[Extracted text start]
Also __add_segment() can fail. Why is there no return code ?

> +
> +
> +static void add_segment(struct list_head *list, int *count, u32 segno,
> +		int valid)
> +{
> +	struct logfs_segment *seg;
> +	list_for_each_entry(seg, list, list)
> +		if (seg->segno == segno)
> +			return;
> +	__add_segment(list, count, segno, valid);

	Can fail. Error handling ?

> +}
> +
> +
> +static void del_segment(struct list_head *list, int *count, u32 segno)
> +{
> +	struct logfs_segment *seg;

Empty line

> +	list_for_each_entry(seg, list, list)
> +		if (seg->segno == segno) {
> +			list_del(&seg->list);
> +			*count -= 1;
> +			kfree(seg);
> +			return;
> +		}
> +}
> +
> +
> +static void add_free_segment(struct super_block *sb, u32 segno)
> +{
> +	struct logfs_super *super = LOGFS_SUPER(sb);
> +	add_segment(&super->s_free_list, &super->s_free_count, segno, 0);
> +}

Empty line

> +static void add_low_segment(struct super_block *sb, u32 segno, int valid)
[Extracted text end]
[Stored rows start]
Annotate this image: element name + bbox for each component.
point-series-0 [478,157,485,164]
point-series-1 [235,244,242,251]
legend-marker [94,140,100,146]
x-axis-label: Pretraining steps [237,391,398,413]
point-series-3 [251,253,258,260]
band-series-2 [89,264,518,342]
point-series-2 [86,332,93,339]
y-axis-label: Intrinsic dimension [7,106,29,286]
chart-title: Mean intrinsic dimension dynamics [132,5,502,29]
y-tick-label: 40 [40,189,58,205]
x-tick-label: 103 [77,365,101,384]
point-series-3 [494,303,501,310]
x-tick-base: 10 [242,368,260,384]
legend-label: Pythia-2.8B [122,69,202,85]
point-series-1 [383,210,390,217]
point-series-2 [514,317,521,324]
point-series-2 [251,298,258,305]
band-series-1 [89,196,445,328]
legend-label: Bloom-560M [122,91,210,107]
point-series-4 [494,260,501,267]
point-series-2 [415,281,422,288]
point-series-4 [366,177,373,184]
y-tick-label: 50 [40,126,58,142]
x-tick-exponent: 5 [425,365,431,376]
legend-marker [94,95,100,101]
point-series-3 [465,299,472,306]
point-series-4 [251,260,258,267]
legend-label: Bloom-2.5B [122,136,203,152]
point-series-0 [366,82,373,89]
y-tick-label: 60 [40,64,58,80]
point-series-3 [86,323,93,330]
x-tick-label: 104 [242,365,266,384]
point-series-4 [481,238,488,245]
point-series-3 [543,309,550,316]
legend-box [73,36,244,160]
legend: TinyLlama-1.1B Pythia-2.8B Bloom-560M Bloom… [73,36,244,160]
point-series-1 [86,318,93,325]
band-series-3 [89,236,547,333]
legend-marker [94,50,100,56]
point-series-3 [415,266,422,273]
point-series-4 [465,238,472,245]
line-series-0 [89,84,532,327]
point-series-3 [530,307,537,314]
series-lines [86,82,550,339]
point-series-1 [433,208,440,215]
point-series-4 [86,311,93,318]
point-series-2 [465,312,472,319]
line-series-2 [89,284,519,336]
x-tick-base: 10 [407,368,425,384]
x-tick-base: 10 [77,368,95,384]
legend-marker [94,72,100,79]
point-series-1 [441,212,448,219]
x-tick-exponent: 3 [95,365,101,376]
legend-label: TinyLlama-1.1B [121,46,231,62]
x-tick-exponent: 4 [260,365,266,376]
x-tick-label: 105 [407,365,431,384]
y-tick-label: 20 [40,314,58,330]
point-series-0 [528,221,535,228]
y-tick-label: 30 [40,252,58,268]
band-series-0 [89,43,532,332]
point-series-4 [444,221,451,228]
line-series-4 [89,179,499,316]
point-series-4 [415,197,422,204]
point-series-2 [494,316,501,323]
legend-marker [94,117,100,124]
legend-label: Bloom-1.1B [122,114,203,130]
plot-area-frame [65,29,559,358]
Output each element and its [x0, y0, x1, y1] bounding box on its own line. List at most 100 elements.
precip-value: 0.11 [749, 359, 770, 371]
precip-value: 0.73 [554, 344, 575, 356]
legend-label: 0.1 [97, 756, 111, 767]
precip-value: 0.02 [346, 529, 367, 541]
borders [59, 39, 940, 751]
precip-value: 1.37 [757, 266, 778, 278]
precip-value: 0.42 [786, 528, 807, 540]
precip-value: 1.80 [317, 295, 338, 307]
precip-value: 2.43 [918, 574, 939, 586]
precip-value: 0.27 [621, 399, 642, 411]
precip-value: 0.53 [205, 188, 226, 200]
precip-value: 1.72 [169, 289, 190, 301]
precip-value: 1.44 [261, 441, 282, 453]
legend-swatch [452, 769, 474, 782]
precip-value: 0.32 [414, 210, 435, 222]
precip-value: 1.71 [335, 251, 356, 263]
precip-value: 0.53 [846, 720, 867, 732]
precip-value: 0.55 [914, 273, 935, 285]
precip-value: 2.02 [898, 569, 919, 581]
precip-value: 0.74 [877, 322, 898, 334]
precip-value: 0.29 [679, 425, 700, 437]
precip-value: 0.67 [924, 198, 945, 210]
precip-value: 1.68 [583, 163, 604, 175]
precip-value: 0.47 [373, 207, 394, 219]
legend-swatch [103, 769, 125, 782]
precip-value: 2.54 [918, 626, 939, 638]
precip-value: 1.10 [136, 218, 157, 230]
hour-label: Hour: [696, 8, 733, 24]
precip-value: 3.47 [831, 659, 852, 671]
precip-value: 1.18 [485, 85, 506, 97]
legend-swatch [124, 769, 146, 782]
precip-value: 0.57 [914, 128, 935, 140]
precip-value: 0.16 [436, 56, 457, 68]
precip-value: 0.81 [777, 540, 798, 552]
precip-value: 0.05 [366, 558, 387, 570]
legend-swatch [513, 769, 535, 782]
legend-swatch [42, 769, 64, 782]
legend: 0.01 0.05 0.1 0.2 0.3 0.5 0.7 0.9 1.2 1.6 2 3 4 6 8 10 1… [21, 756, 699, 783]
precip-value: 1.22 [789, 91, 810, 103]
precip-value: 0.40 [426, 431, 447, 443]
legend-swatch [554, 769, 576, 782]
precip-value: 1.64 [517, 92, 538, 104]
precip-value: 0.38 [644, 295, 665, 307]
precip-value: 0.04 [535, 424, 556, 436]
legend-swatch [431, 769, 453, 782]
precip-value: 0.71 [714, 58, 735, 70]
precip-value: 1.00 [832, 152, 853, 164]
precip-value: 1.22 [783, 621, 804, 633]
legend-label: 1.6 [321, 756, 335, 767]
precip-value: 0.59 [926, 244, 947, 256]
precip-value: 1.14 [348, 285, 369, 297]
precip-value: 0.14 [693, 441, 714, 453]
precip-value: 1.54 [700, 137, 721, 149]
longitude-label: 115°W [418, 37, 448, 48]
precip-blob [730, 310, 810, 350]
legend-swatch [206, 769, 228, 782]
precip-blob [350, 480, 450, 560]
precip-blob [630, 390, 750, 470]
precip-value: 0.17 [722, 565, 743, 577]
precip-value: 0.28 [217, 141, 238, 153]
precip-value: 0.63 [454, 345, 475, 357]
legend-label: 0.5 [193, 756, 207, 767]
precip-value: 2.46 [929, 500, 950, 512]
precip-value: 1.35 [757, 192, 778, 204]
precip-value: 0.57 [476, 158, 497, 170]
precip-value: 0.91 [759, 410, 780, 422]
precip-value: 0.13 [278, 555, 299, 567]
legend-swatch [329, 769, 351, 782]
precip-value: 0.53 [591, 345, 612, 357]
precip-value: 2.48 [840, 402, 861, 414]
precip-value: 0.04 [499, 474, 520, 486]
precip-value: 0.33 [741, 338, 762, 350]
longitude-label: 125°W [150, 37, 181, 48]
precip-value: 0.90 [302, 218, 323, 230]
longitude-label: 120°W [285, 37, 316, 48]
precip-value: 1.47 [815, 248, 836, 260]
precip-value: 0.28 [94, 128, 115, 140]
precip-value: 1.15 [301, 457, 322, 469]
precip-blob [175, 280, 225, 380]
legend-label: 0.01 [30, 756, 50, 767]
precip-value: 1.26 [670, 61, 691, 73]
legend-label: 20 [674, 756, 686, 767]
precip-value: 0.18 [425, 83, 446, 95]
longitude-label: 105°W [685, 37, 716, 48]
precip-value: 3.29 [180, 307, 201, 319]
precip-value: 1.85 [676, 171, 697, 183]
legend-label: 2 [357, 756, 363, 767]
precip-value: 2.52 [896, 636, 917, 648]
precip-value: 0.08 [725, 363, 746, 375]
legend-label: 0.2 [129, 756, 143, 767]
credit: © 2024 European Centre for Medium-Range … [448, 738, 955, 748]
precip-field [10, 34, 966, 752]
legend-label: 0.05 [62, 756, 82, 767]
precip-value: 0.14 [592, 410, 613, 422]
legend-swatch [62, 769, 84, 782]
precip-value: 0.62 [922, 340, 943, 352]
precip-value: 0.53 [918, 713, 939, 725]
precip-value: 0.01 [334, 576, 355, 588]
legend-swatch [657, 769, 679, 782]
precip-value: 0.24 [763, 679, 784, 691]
[Stored rows end]
* **Written exercise 1**
List the names of every function whose definition begins with "static void" in the logfs patch review.
* **Written exercise 2**
Continue the logfs patch review from its last line.

* **Task result 1**
add_segment, del_segment, add_free_segment, add_low_segment

* **Task result 2**
> +{
> +	struct logfs_super *super = LOGFS_SUPER(sb);

Empty line

> +	add_segment(&super->s_low_list, &super->s_low_count, segno, valid);

	Can fail

> +}
> +static void del_low_segment(struct super_block *sb, u32 segno)
> +{
> +	struct logfs_super *super = LOGFS_SUPER(sb);

Empty line

> +	del_segment(&super->s_low_list, &super->s_low_count, segno);
> +}
> +
> +
> +static void scan_segment(struct super_block *sb, u32 segno)
> +{
> +	struct logfs_super *super = LOGFS_SUPER(sb);
> +	u32 full = super->s_segsize - sb->s_blocksize - 0x18; /* one header */

Please use a understandable constant instead of 0x18

> +	int valid;
> +
> +	valid = logfs_valid_bytes(sb, segno);
> +	if (valid == 0) {
> +		del_low_segment(sb, segno);
> +		add_free_segment(sb, segno);
> +	} else if (valid < full)
> +		add_low_segment(sb, segno, valid);

		Can fail
> +}
> +
> +
> +static void free_all_segments(struct logfs_super *super)
> +{
> +	struct logfs_segment *seg, *next;
> +
> +	list_for_each_entry_safe(seg, next, &super->s_free_list, list) {
> +		list_del(&seg->list);
> +		kfree(seg);
> +	}
> +	list_for_each_entry_safe(seg, next, &super->s_low_list, list) {
> +		list_del(&seg->list);
> +		kfree(seg);
> +	}
> +}
> +
> +
> +static void logfs_scan_pass(struct super_block *sb)
> +{
> +	struct logfs_super *super = LOGFS_SUPER(sb);
> +	int i;
> +
> +	for (i = super->s_sweeper+1; i != super->s_sweeper; i++) {

	for (i = super->s_sweeper + 1; i != super->s_sweeper; i++) {

> +		if (i >= super->s_no_segs)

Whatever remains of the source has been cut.